**Exercise description:**
Scan the data for "values" and copy the lines it appears in.

********

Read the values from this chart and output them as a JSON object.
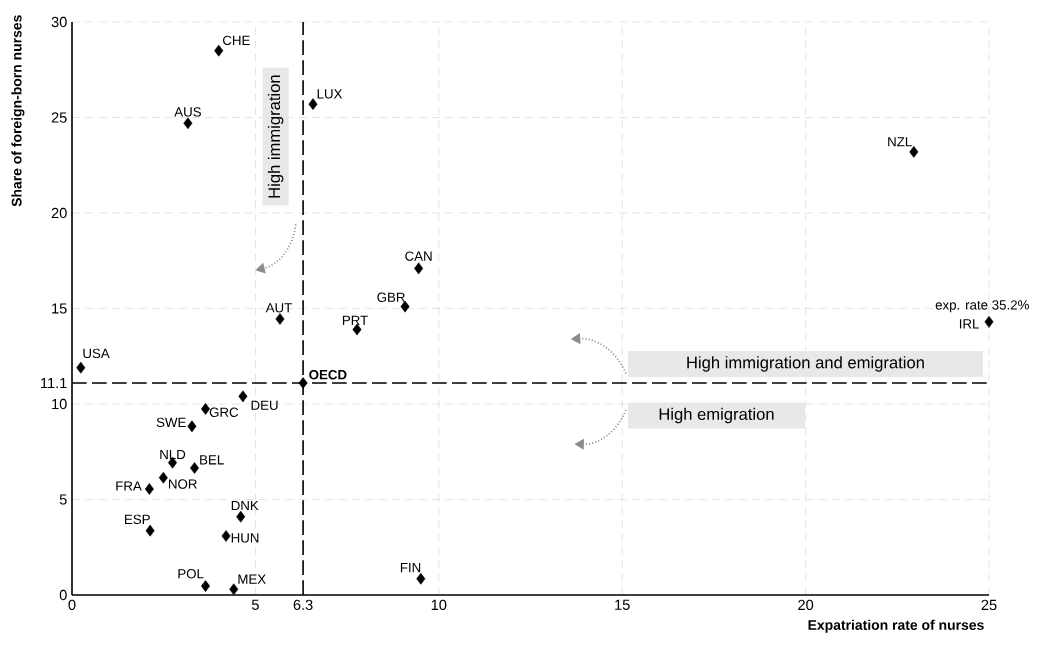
{
  "chart_data": {
    "type": "scatter",
    "xlabel": "Expatriation rate of nurses",
    "ylabel": "Share of foreign-born nurses",
    "x": [
      4.0,
      3.16,
      6.57,
      5.67,
      0.24,
      6.3,
      4.66,
      3.64,
      3.27,
      2.74,
      3.34,
      2.49,
      2.11,
      4.6,
      2.13,
      4.2,
      3.64,
      4.41,
      9.45,
      9.08,
      7.77,
      9.51,
      22.95,
      25.0
    ],
    "series": [
      {
        "color": "#000000",
        "values": [
          28.5,
          24.7,
          25.7,
          14.45,
          11.9,
          11.1,
          10.4,
          9.74,
          8.83,
          6.93,
          6.65,
          6.14,
          5.55,
          4.1,
          3.37,
          3.09,
          0.47,
          0.3,
          17.1,
          15.1,
          13.9,
          0.85,
          23.2,
          14.3
        ]
      }
    ],
    "marker": "diamond",
    "grid": true,
    "xlim": [
      0,
      25
    ],
    "ylim": [
      0,
      30
    ],
    "xticks": [
      0,
      5,
      10,
      15,
      20,
      25
    ],
    "yticks": [
      0,
      5,
      10,
      15,
      20,
      25,
      30
    ],
    "ref_lines": [
      {
        "axis": "x",
        "value": 6.3,
        "label": "6.3",
        "color": "#000000",
        "line_style": "dashed"
      },
      {
        "axis": "y",
        "value": 11.1,
        "label": "11.1",
        "color": "#000000",
        "line_style": "dashed"
      }
    ],
    "annotations": [
      {
        "text": "CHE",
        "x": 4.0,
        "y": 28.5
      },
      {
        "text": "AUS",
        "x": 3.16,
        "y": 24.7
      },
      {
        "text": "LUX",
        "x": 6.57,
        "y": 25.7
      },
      {
        "text": "AUT",
        "x": 5.67,
        "y": 14.45
      },
      {
        "text": "USA",
        "x": 0.24,
        "y": 11.9
      },
      {
        "text": "OECD",
        "x": 6.3,
        "y": 11.1
      },
      {
        "text": "DEU",
        "x": 4.66,
        "y": 10.4
      },
      {
        "text": "GRC",
        "x": 3.64,
        "y": 9.74
      },
      {
        "text": "SWE",
        "x": 3.27,
        "y": 8.83
      },
      {
        "text": "NLD",
        "x": 2.74,
        "y": 6.93
      },
      {
        "text": "BEL",
        "x": 3.34,
        "y": 6.65
      },
      {
        "text": "NOR",
        "x": 2.49,
        "y": 6.14
      },
      {
        "text": "FRA",
        "x": 2.11,
        "y": 5.55
      },
      {
        "text": "DNK",
        "x": 4.6,
        "y": 4.1
      },
      {
        "text": "ESP",
        "x": 2.13,
        "y": 3.37
      },
      {
        "text": "HUN",
        "x": 4.2,
        "y": 3.09
      },
      {
        "text": "POL",
        "x": 3.64,
        "y": 0.47
      },
      {
        "text": "MEX",
        "x": 4.41,
        "y": 0.3
      },
      {
        "text": "CAN",
        "x": 9.45,
        "y": 17.1
      },
      {
        "text": "GBR",
        "x": 9.08,
        "y": 15.1
      },
      {
        "text": "PRT",
        "x": 7.77,
        "y": 13.9
      },
      {
        "text": "FIN",
        "x": 9.51,
        "y": 0.85
      },
      {
        "text": "NZL",
        "x": 22.95,
        "y": 23.2
      },
      {
        "text": "IRL",
        "x": 25.0,
        "y": 14.3
      },
      {
        "text": "exp. rate 35.2%",
        "x": 25.0,
        "y": 14.3
      },
      "High immigration",
      "High immigration and emigration",
      "High emigration"
    ]
  }
}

********

**The result:**
Read the values from this chart and output them as a JSON object.
        "values": [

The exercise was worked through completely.